▶ WHAT IS ASKED: Pictures should be excluded; otherwise, copy every entry exactly.

▶ EXERCISE DATA:
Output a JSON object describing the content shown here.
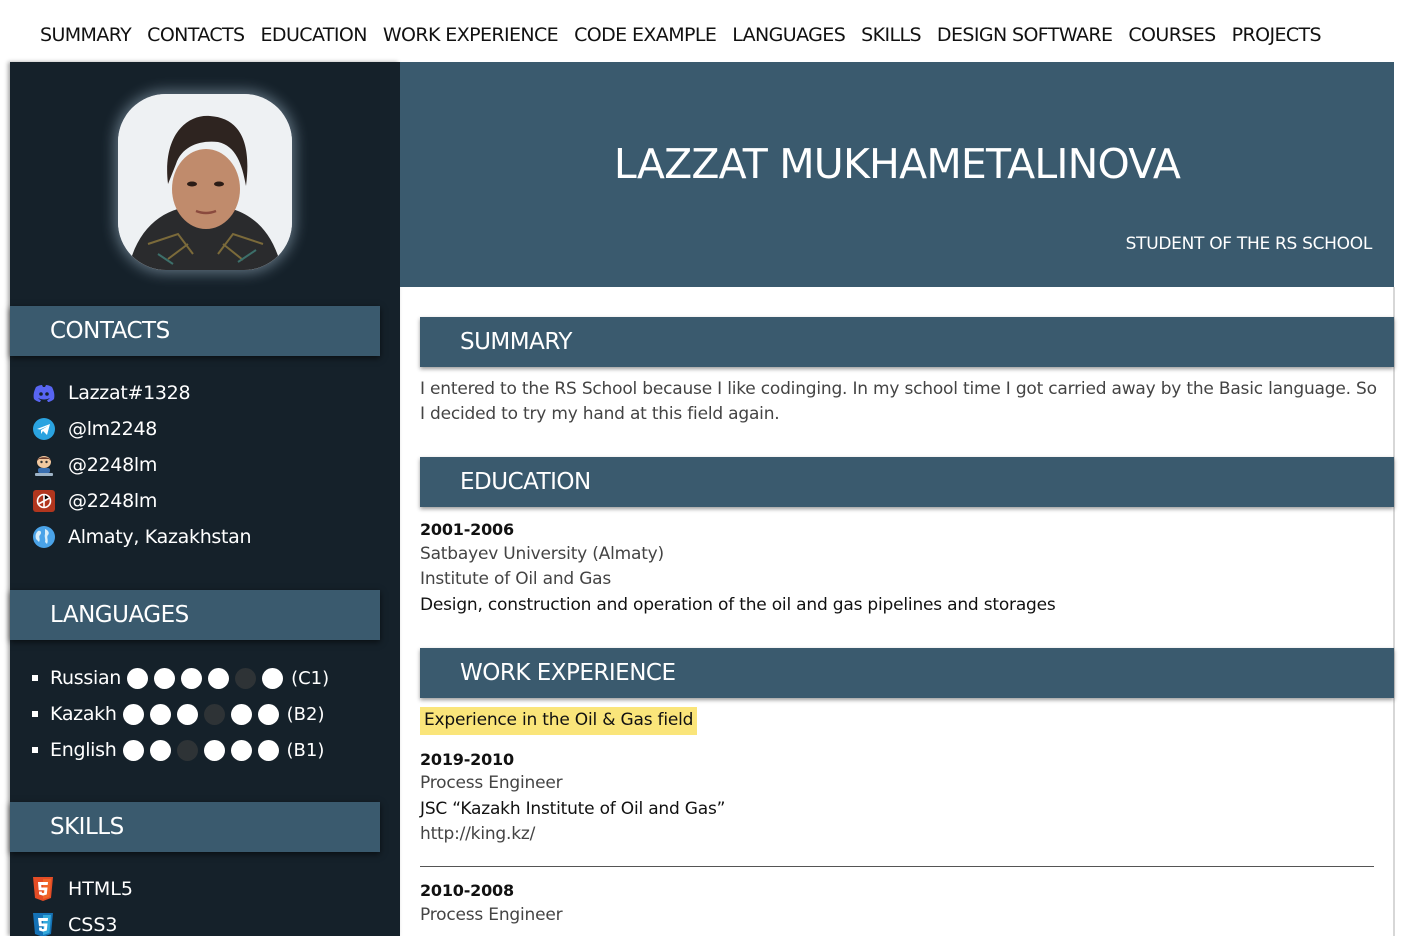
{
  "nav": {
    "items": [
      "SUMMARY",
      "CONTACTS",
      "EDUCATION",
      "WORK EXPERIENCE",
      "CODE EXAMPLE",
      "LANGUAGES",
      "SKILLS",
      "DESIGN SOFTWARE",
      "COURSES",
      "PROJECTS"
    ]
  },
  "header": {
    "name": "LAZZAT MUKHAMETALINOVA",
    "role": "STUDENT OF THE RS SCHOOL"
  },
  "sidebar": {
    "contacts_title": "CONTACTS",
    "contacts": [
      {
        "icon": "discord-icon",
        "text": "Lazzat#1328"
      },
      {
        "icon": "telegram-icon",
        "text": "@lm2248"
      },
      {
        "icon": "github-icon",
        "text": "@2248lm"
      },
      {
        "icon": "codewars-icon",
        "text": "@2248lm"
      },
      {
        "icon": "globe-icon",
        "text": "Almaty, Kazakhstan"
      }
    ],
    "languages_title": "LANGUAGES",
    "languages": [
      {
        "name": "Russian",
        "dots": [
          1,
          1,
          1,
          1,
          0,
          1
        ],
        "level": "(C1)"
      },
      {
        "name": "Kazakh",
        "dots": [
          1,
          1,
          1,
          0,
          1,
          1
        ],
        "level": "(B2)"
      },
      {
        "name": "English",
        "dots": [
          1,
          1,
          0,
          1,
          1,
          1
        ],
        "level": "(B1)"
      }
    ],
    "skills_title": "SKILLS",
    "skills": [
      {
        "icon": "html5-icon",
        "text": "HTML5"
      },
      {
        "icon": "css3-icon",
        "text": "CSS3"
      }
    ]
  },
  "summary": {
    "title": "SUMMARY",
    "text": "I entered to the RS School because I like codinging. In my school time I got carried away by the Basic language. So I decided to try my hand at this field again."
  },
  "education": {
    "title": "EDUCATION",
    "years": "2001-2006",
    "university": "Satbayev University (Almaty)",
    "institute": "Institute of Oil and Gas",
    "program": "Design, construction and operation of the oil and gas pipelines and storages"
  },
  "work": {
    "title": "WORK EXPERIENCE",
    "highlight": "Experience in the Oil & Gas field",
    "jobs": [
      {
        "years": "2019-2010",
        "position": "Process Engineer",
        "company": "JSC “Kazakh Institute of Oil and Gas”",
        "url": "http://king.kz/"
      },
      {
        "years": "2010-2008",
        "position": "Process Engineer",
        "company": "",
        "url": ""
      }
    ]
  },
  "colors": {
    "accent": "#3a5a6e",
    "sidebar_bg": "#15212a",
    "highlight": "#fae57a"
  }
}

▶ PROBLEM SOLUTION:
Output a JSON object describing the content shown here.
{
  "nav": {
    "items": [
      "SUMMARY",
      "CONTACTS",
      "EDUCATION",
      "WORK EXPERIENCE",
      "CODE EXAMPLE",
      "LANGUAGES",
      "SKILLS",
      "DESIGN SOFTWARE",
      "COURSES",
      "PROJECTS"
    ]
  },
  "header": {
    "name": "LAZZAT MUKHAMETALINOVA",
    "role": "STUDENT OF THE RS SCHOOL"
  },
  "sidebar": {
    "contacts_title": "CONTACTS",
    "contacts": [
      {
        "icon": "discord-icon",
        "text": "Lazzat#1328"
      },
      {
        "icon": "telegram-icon",
        "text": "@lm2248"
      },
      {
        "icon": "github-icon",
        "text": "@2248lm"
      },
      {
        "icon": "codewars-icon",
        "text": "@2248lm"
      },
      {
        "icon": "globe-icon",
        "text": "Almaty, Kazakhstan"
      }
    ],
    "languages_title": "LANGUAGES",
    "languages": [
      {
        "name": "Russian",
        "dots": [
          1,
          1,
          1,
          1,
          0,
          1
        ],
        "level": "(C1)"
      },
      {
        "name": "Kazakh",
        "dots": [
          1,
          1,
          1,
          0,
          1,
          1
        ],
        "level": "(B2)"
      },
      {
        "name": "English",
        "dots": [
          1,
          1,
          0,
          1,
          1,
          1
        ],
        "level": "(B1)"
      }
    ],
    "skills_title": "SKILLS",
    "skills": [
      {
        "icon": "html5-icon",
        "text": "HTML5"
      },
      {
        "icon": "css3-icon",
        "text": "CSS3"
      }
    ]
  },
  "summary": {
    "title": "SUMMARY",
    "text": "I entered to the RS School because I like codinging. In my school time I got carried away by the Basic language. So I decided to try my hand at this field again."
  },
  "education": {
    "title": "EDUCATION",
    "years": "2001-2006",
    "university": "Satbayev University (Almaty)",
    "institute": "Institute of Oil and Gas",
    "program": "Design, construction and operation of the oil and gas pipelines and storages"
  },
  "work": {
    "title": "WORK EXPERIENCE",
    "highlight": "Experience in the Oil & Gas field",
    "jobs": [
      {
        "years": "2019-2010",
        "position": "Process Engineer",
        "company": "JSC “Kazakh Institute of Oil and Gas”",
        "url": "http://king.kz/"
      },
      {
        "years": "2010-2008",
        "position": "Process Engineer",
        "company": "",
        "url": ""
      }
    ]
  },
  "colors": {
    "accent": "#3a5a6e",
    "sidebar_bg": "#15212a",
    "highlight": "#fae57a"
  }
}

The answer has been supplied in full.